→ **TASK TO COMPLETE**
Every line of the data that contains the string "contemporary" must be copied.

→ **MATERIAL SUPPLIED**
************

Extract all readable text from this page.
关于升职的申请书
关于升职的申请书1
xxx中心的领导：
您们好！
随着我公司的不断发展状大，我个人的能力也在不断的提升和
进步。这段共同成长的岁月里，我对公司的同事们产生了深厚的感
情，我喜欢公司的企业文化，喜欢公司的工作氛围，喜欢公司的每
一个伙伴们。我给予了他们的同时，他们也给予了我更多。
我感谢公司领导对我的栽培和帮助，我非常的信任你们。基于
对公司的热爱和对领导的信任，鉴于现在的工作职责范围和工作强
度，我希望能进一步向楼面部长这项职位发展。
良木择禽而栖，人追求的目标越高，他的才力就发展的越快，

************

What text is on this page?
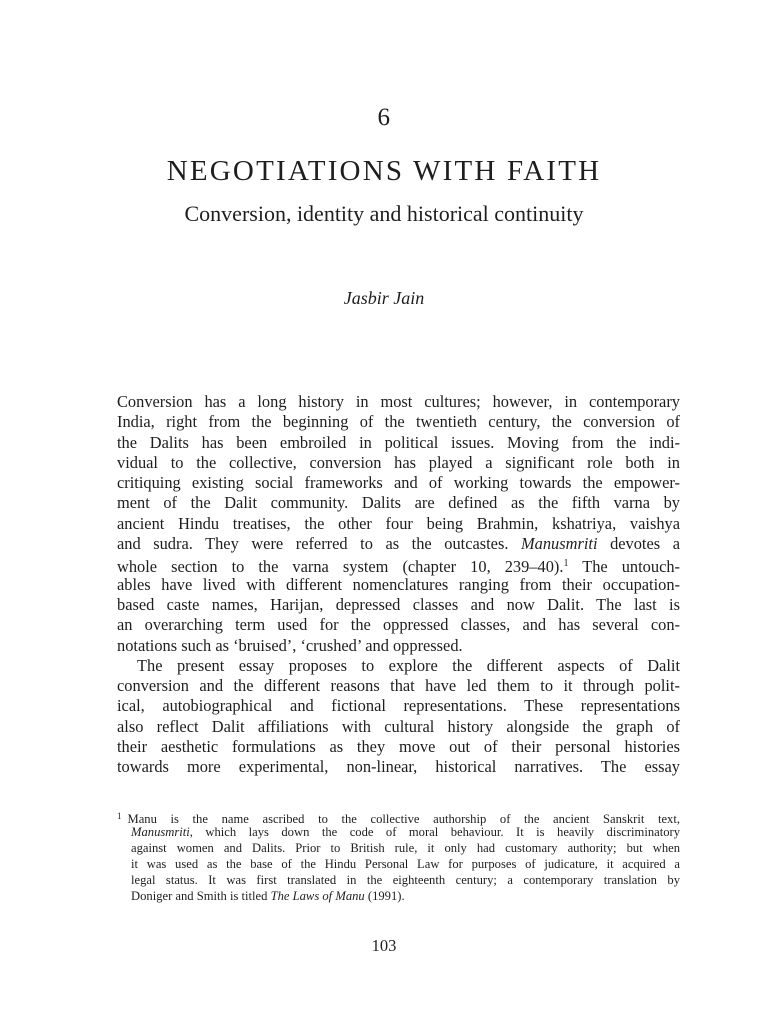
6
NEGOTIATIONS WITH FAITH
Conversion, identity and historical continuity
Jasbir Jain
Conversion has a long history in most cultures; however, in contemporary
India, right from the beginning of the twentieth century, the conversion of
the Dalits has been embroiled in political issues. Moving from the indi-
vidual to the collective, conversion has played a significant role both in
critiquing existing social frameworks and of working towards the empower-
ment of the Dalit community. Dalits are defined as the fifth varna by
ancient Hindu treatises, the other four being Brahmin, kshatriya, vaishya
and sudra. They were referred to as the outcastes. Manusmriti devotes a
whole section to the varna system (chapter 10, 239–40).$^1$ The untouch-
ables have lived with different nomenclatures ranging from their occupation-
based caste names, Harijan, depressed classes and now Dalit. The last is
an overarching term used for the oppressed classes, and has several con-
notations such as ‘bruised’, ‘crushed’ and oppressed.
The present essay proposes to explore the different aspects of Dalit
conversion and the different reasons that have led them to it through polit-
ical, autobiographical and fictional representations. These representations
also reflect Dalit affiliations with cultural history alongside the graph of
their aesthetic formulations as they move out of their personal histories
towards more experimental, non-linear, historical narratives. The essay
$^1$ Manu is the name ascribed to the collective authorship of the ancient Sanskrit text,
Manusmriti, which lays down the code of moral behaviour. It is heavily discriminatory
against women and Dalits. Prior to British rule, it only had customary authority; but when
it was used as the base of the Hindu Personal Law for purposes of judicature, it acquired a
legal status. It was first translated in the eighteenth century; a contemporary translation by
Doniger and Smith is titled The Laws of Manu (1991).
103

************

→ **SOLUTION FOR THIS TASK**
Conversion has a long history in most cultures; however, in contemporary
legal status. It was first translated in the eighteenth century; a contemporary translation by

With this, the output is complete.